### STATED GOAL
Only the lines from the one containing "What text is on this page?" through the final line of the material below should be output, exactly as they stand.

▶

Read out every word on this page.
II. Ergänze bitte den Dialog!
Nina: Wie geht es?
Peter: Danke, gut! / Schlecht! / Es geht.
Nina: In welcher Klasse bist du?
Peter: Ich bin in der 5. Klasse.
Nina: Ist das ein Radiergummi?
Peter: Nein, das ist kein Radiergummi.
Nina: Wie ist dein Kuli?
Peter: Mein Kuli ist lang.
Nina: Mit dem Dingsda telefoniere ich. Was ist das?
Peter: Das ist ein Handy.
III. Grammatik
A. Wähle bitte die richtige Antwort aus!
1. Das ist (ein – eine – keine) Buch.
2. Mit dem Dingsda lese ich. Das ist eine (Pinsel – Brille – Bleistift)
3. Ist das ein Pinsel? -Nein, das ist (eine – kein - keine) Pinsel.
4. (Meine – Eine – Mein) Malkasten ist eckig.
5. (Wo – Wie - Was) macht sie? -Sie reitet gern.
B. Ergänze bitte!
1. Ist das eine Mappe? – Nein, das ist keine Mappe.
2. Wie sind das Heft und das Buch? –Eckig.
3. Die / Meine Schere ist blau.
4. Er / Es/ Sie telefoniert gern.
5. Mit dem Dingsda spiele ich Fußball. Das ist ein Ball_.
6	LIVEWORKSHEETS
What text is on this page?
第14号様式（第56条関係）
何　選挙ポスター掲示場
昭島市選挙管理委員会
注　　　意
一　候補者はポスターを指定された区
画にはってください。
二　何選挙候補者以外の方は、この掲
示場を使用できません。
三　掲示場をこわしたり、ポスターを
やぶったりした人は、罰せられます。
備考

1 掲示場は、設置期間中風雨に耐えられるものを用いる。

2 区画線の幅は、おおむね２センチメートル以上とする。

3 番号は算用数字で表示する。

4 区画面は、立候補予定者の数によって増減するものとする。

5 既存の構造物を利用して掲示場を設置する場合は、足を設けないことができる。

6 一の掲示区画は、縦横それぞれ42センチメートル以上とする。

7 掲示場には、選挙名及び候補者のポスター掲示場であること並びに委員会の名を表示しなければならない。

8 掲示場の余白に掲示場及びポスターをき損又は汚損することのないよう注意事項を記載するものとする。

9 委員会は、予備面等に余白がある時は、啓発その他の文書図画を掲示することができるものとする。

◀

### PROBLEM SOLUTION
What text is on this page?
第14号様式（第56条関係）
何　選挙ポスター掲示場
昭島市選挙管理委員会
注　　　意
一　候補者はポスターを指定された区
画にはってください。
二　何選挙候補者以外の方は、この掲
示場を使用できません。
三　掲示場をこわしたり、ポスターを
やぶったりした人は、罰せられます。
備考

1 掲示場は、設置期間中風雨に耐えられるものを用いる。

2 区画線の幅は、おおむね２センチメートル以上とする。

3 番号は算用数字で表示する。

4 区画面は、立候補予定者の数によって増減するものとする。

5 既存の構造物を利用して掲示場を設置する場合は、足を設けないことができる。

6 一の掲示区画は、縦横それぞれ42センチメートル以上とする。

7 掲示場には、選挙名及び候補者のポスター掲示場であること並びに委員会の名を表示しなければならない。

8 掲示場の余白に掲示場及びポスターをき損又は汚損することのないよう注意事項を記載するものとする。

9 委員会は、予備面等に余白がある時は、啓発その他の文書図画を掲示することができるものとする。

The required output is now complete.